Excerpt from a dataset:

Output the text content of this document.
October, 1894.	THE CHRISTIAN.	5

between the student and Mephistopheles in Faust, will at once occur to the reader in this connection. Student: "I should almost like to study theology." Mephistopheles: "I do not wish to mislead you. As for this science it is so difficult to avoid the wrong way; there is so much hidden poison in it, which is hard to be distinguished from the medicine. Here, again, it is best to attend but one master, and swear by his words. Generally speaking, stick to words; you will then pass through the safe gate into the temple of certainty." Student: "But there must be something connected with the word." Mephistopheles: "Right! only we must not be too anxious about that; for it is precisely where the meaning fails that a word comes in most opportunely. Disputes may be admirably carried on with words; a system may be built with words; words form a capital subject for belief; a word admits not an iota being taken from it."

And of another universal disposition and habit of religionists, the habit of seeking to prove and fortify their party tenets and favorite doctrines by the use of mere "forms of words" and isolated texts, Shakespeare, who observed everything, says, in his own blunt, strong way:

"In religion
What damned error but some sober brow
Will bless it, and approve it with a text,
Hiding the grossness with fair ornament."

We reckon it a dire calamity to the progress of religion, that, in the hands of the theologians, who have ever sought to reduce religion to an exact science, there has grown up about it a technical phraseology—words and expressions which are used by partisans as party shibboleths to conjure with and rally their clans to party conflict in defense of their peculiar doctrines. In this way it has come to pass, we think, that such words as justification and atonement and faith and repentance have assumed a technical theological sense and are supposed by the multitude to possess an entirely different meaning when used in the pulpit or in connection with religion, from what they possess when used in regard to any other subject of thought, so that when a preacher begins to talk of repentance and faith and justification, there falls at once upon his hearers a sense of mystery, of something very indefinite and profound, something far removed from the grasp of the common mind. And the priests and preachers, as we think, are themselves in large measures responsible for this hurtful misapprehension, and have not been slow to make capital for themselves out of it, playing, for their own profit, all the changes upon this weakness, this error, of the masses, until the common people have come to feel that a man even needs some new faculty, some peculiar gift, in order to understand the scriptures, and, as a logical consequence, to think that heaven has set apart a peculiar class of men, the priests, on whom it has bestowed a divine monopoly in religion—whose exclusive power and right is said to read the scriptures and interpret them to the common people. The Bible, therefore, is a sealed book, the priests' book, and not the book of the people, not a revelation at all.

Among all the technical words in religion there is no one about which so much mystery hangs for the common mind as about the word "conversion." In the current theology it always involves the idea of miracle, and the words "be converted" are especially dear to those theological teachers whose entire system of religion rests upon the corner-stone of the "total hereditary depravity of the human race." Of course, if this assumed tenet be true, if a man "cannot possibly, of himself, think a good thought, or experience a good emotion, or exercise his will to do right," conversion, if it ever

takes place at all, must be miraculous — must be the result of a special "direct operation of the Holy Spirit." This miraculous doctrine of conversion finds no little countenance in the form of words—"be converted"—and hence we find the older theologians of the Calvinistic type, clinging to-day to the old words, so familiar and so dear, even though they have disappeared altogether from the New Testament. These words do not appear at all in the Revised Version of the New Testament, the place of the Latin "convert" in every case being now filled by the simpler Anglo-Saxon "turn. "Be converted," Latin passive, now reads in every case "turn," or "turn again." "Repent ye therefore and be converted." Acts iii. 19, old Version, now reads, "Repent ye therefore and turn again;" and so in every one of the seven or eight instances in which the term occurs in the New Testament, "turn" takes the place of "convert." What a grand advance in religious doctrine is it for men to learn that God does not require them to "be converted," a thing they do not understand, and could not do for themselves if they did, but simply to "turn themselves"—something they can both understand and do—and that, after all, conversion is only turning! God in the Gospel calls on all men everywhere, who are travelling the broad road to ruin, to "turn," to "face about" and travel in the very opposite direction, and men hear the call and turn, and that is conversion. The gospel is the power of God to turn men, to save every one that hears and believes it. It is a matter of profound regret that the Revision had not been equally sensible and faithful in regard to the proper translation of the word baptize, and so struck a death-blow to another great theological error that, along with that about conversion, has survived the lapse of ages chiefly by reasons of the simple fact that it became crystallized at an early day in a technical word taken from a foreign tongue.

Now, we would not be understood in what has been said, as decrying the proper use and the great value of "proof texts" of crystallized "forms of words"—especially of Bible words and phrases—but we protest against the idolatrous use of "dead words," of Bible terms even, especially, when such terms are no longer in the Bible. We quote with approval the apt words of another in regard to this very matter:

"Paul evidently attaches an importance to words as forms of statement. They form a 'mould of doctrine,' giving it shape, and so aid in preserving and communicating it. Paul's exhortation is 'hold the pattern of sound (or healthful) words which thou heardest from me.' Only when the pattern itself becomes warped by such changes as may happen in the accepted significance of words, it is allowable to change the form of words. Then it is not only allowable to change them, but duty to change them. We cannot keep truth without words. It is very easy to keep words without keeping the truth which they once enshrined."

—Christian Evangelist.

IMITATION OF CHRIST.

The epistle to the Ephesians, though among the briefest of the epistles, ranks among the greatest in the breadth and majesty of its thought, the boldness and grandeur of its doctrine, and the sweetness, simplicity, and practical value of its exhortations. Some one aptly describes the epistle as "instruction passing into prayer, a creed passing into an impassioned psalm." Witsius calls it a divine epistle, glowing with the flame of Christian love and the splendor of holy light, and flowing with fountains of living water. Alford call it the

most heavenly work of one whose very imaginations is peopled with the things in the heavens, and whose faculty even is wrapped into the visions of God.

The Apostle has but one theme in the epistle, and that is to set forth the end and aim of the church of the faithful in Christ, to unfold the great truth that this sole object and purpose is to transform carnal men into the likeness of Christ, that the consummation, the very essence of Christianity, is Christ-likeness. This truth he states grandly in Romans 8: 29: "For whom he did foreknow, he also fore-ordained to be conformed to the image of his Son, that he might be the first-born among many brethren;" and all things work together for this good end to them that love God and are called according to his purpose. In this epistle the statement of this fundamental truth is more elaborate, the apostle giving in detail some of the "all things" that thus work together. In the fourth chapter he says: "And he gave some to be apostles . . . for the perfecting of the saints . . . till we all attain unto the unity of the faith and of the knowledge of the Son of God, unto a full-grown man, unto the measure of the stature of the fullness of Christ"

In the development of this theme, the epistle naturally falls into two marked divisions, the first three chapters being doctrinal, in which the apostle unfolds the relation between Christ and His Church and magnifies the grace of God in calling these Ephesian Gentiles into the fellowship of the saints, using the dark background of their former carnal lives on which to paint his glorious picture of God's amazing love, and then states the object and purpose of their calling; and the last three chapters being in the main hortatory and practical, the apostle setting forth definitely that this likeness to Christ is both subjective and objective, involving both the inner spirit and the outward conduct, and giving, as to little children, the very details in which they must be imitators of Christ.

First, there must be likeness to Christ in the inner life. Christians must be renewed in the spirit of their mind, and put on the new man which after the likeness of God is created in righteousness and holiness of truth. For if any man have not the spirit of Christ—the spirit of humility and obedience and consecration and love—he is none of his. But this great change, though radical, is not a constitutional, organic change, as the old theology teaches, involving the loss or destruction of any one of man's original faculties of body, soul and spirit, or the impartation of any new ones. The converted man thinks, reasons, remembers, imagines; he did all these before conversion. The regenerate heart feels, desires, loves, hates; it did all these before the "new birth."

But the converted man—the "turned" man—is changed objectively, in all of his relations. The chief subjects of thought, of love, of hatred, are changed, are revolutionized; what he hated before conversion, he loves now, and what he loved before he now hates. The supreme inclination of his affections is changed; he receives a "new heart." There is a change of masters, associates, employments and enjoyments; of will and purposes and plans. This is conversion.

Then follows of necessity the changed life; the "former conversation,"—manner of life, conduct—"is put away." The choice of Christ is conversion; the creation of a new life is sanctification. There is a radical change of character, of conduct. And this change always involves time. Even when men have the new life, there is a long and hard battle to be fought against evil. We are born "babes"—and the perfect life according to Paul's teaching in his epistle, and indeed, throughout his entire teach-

PROBLEM REQUIREMENTS → Pick out every line holding the string "hard" and return it.

WRITTEN SOLUTION →
between the student and Mephistopheles in Faust, will at once occur to the reader in this connection. Student: "I should almost like to study theology." Mephistopheles: "I do not wish to mislead you. As for this science it is so difficult to avoid the wrong way; there is so much hidden poison in it, which is hard to be distinguished from the medicine. Here, again, it is best to attend but one master, and swear by his words. Generally speaking, stick to words; you will then pass through the safe gate into the temple of certainty." Student: "But there must be something connected with the word." Mephistopheles: "Right! only we must not be too anxious about that; for it is precisely where the meaning fails that a word comes in most opportunely. Disputes may be admirably carried on with words; a system may be built with words; words form a capital subject for belief; a word admits not an iota being taken from it."
Then follows of necessity the changed life; the "former conversation,"—manner of life, conduct—"is put away." The choice of Christ is conversion; the creation of a new life is sanctification. There is a radical change of character, of conduct. And this change always involves time. Even when men have the new life, there is a long and hard battle to be fought against evil. We are born "babes"—and the perfect life according to Paul's teaching in his epistle, and indeed, throughout his entire teach-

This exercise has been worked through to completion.